Dataset entries:
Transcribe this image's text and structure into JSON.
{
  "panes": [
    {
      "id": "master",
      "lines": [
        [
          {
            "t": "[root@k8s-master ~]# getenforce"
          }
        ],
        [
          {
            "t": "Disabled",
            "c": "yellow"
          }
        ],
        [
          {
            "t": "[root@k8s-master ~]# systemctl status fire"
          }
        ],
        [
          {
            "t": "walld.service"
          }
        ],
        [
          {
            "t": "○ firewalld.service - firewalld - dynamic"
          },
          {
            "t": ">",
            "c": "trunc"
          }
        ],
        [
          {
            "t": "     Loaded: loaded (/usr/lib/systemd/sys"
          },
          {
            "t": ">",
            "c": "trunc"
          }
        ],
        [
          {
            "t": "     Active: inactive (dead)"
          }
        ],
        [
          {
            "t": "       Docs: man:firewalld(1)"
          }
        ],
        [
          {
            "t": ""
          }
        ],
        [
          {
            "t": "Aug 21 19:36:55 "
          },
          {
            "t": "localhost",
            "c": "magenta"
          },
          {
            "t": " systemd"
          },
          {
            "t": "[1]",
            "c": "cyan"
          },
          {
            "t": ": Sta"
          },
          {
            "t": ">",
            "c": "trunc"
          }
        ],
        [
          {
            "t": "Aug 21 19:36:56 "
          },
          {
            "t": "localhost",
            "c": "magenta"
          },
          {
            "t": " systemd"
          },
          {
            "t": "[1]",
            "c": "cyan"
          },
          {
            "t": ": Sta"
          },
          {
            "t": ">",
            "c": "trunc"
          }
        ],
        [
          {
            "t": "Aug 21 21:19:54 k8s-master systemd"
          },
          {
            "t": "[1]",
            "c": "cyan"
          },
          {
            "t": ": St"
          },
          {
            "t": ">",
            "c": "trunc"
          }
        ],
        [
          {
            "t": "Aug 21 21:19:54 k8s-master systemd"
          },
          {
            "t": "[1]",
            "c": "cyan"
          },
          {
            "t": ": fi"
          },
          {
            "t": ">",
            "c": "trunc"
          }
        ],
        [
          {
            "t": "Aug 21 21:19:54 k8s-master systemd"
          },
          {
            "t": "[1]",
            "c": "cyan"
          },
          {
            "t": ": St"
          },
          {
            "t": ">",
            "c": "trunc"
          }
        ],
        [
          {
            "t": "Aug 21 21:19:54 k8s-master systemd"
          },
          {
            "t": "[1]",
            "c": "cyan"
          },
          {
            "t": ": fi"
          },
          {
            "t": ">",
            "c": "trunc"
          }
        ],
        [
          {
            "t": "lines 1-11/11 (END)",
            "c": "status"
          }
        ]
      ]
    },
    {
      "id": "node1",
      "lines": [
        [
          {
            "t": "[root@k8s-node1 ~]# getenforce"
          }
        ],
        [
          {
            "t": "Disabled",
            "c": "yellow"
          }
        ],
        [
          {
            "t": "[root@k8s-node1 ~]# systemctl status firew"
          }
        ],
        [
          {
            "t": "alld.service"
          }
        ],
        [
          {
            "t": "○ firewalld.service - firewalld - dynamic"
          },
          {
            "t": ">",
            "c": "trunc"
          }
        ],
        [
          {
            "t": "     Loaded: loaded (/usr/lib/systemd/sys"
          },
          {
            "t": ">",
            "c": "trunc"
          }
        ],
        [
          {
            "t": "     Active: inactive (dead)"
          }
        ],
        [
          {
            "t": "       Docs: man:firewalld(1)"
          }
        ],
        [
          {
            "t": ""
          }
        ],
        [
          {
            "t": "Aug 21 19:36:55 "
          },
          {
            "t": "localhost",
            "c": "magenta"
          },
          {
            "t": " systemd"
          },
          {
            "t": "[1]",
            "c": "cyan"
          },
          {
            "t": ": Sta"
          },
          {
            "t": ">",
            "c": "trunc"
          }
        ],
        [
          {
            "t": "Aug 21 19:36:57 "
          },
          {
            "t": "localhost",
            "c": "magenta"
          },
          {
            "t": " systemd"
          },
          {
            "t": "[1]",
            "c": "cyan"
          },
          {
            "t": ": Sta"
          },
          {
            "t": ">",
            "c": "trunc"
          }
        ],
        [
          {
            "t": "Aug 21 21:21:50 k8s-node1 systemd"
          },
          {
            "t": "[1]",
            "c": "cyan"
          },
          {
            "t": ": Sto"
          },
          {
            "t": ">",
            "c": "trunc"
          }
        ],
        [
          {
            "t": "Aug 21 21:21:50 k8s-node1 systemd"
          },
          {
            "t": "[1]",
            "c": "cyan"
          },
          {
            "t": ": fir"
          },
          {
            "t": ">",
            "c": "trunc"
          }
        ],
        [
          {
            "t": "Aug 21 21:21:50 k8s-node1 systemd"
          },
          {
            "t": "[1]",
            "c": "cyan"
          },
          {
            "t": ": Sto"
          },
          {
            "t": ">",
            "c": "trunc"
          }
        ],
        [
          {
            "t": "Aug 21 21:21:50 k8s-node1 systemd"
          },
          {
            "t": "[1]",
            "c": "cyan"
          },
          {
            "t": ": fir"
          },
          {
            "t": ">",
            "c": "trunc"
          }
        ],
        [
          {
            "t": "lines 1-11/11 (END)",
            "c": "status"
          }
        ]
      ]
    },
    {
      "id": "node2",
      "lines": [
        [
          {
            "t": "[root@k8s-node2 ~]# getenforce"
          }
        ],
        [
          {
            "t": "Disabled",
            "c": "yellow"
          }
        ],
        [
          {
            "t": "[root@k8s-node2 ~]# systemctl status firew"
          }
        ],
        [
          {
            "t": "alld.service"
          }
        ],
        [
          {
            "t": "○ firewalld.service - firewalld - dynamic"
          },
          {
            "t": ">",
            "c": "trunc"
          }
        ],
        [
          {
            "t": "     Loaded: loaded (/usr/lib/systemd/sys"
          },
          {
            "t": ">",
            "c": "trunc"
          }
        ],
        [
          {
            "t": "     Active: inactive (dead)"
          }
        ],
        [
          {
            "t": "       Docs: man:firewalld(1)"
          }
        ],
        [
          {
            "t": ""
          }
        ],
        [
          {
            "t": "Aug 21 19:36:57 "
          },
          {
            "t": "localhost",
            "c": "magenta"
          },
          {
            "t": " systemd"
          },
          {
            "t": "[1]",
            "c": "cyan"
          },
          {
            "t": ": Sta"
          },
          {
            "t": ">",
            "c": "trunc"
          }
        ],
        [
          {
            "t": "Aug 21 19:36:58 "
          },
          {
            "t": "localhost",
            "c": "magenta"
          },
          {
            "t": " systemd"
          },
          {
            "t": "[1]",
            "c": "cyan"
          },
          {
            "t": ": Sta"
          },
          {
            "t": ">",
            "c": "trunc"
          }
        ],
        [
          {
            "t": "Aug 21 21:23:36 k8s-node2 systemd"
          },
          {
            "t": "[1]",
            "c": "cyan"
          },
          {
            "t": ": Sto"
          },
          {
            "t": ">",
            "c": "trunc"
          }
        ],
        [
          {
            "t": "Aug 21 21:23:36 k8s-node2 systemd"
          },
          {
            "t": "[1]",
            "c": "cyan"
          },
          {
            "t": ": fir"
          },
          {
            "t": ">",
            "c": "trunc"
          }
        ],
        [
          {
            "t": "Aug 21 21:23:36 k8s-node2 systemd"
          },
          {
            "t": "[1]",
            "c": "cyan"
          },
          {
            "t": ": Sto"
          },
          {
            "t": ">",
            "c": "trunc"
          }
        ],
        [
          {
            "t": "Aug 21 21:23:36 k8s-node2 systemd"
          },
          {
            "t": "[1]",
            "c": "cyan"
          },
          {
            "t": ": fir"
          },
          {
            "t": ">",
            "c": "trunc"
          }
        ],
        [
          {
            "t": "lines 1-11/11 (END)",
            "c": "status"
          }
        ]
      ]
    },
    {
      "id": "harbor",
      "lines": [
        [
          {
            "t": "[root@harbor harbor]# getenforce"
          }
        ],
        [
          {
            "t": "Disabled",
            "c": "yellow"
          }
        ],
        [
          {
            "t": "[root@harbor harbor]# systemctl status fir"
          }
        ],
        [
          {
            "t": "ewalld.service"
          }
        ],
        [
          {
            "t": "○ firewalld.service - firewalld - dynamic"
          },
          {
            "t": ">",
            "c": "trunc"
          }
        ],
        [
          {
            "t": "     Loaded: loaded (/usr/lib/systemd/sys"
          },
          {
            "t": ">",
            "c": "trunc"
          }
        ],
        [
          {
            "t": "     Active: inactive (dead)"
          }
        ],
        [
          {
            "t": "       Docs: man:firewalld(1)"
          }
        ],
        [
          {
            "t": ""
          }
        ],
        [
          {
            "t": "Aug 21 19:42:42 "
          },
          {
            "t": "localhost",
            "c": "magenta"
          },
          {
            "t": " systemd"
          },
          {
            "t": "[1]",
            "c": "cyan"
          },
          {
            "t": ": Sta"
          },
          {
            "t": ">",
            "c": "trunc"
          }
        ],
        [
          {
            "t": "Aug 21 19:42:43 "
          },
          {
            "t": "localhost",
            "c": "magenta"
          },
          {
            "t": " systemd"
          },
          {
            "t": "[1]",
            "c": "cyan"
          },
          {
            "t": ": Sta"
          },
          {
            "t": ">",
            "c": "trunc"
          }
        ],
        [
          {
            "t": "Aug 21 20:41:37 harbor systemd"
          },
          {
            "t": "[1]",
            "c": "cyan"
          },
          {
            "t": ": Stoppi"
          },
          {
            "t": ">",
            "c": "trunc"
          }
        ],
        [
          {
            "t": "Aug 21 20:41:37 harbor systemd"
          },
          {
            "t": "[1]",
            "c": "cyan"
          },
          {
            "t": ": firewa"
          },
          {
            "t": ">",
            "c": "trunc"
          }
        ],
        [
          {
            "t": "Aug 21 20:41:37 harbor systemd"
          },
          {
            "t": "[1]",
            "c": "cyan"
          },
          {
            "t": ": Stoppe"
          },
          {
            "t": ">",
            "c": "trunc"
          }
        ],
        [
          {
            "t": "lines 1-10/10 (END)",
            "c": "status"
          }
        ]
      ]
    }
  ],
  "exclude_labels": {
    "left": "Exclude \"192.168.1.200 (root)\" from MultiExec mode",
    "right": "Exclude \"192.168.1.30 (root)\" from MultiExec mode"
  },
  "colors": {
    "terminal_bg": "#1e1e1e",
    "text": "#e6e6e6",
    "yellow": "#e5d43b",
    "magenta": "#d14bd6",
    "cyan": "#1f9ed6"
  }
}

--- Work to complete ---
Pick out each line in the material containing "mode".

--- Completed task ---
    "left": "Exclude \"192.168.1.200 (root)\" from MultiExec mode",
    "right": "Exclude \"192.168.1.30 (root)\" from MultiExec mode"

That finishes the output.